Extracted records
-- BEGIN --

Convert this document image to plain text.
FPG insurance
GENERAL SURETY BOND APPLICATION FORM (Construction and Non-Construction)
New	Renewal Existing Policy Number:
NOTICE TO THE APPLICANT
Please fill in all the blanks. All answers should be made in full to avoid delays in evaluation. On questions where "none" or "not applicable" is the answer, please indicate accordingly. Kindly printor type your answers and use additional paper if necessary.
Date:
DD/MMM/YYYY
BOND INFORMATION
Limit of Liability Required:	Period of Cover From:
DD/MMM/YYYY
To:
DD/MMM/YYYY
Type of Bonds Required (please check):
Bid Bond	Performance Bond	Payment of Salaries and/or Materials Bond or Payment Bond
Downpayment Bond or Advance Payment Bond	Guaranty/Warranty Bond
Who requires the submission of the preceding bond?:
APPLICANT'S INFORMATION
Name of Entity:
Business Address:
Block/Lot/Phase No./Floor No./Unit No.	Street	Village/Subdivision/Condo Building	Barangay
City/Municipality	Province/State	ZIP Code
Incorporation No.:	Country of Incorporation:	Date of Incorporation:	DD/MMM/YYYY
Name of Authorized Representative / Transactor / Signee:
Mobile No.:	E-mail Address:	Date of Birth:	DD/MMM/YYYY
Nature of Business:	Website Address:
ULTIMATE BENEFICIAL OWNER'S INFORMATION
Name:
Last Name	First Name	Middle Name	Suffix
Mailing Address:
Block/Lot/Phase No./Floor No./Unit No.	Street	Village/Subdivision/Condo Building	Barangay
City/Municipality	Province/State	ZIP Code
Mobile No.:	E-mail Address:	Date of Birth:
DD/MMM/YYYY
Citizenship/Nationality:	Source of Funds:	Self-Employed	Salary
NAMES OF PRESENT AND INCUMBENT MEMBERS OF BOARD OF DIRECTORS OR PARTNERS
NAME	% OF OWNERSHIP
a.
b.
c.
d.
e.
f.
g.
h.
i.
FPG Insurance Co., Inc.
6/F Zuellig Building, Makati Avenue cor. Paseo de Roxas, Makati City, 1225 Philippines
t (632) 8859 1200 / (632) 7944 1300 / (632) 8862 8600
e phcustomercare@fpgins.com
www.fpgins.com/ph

-- END --

* _WHAT YOU HAVE TO DO_
Using the data above, copy each line that contains "Mobile".

* _CORRECT RESULT_
Mobile No.:	E-mail Address:	Date of Birth:	DD/MMM/YYYY
Mobile No.:	E-mail Address:	Date of Birth:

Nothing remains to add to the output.